What to do:
Tally the lines below that contain "RESEARCH" and reply with only the tally.

——

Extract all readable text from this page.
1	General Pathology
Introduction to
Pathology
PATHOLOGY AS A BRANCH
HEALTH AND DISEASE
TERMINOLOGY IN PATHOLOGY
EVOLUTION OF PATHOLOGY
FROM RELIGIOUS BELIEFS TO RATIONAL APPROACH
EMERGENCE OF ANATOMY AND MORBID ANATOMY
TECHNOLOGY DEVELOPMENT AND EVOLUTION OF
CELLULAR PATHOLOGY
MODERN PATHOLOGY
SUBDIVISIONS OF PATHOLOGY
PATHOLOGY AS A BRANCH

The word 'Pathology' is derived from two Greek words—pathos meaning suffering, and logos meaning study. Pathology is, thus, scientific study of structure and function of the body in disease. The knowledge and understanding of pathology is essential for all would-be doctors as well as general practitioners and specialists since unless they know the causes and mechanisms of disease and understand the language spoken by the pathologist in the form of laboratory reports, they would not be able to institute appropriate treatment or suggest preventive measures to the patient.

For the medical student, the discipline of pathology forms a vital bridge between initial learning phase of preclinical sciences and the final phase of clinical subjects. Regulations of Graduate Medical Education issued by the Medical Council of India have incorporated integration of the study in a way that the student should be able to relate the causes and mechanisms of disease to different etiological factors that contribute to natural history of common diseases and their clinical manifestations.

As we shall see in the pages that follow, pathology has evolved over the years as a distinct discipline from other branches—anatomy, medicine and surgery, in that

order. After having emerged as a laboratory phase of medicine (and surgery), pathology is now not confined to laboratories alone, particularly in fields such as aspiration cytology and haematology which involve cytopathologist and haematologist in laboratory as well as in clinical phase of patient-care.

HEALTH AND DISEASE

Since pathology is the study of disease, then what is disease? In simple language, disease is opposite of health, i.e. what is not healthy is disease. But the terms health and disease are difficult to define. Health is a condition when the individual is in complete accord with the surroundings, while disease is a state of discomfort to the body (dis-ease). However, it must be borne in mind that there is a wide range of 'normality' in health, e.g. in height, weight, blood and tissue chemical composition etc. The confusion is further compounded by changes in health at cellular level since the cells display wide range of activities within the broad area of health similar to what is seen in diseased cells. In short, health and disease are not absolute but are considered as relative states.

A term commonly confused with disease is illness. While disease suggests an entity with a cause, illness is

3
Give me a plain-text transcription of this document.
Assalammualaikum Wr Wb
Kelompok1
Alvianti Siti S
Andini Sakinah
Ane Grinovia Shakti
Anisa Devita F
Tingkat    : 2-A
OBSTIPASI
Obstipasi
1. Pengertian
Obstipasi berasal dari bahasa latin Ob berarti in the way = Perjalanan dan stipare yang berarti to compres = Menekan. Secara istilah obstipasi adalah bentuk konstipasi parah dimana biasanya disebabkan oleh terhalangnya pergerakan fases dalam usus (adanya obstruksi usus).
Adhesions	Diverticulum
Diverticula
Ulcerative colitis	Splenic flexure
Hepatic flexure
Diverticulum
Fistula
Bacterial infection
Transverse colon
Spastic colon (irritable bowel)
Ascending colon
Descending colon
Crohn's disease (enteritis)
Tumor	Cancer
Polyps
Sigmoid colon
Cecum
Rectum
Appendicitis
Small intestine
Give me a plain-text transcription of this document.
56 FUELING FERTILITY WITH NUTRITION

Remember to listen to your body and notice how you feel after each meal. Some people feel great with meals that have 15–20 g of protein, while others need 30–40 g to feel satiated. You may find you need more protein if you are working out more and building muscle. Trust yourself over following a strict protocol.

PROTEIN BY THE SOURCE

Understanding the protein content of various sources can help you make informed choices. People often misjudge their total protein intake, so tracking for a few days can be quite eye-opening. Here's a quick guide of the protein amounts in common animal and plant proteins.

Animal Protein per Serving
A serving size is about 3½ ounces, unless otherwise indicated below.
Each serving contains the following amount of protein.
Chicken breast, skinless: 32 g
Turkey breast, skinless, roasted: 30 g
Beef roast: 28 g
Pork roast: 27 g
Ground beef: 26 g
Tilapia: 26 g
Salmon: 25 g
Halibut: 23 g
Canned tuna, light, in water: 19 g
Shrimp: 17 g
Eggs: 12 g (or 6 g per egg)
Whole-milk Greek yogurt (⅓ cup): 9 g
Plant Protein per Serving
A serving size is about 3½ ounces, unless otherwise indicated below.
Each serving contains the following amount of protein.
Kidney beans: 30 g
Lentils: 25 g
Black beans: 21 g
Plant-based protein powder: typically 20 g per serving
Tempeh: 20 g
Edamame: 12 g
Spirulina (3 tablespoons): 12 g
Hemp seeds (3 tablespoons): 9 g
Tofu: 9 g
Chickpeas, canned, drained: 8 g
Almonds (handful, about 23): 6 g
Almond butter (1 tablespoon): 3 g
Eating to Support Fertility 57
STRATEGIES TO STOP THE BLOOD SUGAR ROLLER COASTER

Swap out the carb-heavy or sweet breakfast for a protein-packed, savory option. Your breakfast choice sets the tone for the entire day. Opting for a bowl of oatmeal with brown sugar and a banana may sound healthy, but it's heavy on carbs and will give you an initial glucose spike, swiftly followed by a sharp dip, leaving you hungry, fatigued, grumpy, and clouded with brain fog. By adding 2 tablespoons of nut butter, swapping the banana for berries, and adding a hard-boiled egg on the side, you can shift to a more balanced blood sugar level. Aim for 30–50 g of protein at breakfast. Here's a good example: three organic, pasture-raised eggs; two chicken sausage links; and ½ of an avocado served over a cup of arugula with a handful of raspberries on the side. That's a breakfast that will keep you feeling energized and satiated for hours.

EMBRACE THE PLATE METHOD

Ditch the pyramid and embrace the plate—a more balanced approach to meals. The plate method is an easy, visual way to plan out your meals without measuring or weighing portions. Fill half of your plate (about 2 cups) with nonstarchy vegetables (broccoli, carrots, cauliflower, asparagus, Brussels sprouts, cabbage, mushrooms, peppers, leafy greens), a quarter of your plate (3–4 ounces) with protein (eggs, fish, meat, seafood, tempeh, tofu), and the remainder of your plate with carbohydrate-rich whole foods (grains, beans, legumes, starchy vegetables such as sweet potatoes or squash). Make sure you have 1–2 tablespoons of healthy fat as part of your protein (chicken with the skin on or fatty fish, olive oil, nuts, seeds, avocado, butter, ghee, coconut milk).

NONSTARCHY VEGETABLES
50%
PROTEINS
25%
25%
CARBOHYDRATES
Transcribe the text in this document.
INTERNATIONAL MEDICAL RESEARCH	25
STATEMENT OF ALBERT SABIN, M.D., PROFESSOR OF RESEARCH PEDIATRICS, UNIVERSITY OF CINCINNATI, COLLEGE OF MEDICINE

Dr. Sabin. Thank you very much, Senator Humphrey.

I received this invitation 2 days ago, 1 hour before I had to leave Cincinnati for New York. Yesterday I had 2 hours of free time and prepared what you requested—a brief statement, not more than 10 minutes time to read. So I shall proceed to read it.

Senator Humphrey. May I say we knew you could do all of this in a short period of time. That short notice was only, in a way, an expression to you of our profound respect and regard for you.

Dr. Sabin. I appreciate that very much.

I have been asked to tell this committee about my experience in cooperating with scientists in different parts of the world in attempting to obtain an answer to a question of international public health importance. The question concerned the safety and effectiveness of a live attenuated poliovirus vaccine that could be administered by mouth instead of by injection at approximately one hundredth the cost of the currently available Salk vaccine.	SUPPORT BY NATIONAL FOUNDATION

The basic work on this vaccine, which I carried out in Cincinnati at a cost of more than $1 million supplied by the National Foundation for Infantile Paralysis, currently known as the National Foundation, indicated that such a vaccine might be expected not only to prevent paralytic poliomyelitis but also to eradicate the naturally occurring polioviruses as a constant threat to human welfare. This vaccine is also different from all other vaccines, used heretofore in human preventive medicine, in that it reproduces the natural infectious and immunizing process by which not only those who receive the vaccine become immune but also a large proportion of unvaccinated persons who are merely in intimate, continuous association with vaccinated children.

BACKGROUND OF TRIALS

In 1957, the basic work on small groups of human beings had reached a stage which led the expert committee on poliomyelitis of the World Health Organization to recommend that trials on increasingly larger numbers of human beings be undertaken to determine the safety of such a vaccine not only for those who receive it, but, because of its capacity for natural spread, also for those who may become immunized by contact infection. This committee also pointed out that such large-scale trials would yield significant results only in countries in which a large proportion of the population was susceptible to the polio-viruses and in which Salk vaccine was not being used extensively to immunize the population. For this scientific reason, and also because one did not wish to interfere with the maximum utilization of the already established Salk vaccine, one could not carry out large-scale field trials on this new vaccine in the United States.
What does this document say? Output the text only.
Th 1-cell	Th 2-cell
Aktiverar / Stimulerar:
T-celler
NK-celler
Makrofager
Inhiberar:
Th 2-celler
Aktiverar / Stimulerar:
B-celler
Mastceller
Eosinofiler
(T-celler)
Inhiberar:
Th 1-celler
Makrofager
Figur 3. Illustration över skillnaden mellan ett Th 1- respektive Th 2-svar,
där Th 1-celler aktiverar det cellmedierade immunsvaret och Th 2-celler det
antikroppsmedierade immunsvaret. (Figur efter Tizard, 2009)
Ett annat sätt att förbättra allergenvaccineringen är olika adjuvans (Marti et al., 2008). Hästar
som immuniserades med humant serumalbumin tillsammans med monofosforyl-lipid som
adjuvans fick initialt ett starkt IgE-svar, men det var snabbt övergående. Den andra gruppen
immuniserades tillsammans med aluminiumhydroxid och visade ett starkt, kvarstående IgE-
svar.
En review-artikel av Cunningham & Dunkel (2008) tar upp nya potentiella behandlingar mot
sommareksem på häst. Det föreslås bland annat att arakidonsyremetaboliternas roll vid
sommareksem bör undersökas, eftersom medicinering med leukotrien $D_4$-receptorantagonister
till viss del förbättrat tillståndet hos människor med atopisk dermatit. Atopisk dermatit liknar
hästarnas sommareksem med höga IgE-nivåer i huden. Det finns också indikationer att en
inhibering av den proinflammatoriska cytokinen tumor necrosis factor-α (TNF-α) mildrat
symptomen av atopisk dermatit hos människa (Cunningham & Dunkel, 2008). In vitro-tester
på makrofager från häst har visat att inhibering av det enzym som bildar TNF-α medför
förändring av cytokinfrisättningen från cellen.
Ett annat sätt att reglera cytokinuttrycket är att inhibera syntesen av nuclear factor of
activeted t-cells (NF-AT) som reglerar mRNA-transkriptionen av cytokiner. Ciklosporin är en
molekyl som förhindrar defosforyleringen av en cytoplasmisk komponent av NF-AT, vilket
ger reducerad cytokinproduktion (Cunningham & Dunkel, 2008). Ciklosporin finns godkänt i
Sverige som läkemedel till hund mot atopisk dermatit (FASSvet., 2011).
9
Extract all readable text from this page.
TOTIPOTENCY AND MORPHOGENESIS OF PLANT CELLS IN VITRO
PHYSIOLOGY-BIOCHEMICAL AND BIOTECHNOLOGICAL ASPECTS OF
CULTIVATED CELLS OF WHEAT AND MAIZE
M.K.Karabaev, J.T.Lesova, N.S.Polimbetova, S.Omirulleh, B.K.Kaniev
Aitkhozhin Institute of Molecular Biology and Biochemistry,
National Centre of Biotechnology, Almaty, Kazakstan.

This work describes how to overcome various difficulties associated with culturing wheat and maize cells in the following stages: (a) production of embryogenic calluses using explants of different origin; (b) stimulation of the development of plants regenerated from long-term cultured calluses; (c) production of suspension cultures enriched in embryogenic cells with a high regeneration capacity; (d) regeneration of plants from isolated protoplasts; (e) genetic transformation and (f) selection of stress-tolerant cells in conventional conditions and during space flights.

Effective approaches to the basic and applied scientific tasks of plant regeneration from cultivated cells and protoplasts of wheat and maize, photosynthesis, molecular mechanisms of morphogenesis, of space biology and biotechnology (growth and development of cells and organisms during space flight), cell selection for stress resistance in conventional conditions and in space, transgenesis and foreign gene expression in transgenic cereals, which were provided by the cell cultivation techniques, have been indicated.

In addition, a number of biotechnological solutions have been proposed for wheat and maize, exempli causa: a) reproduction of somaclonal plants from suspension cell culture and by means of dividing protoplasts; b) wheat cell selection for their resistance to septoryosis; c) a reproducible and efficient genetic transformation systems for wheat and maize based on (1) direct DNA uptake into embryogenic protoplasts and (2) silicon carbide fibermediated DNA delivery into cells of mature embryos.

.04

——

Response to this exercise:
2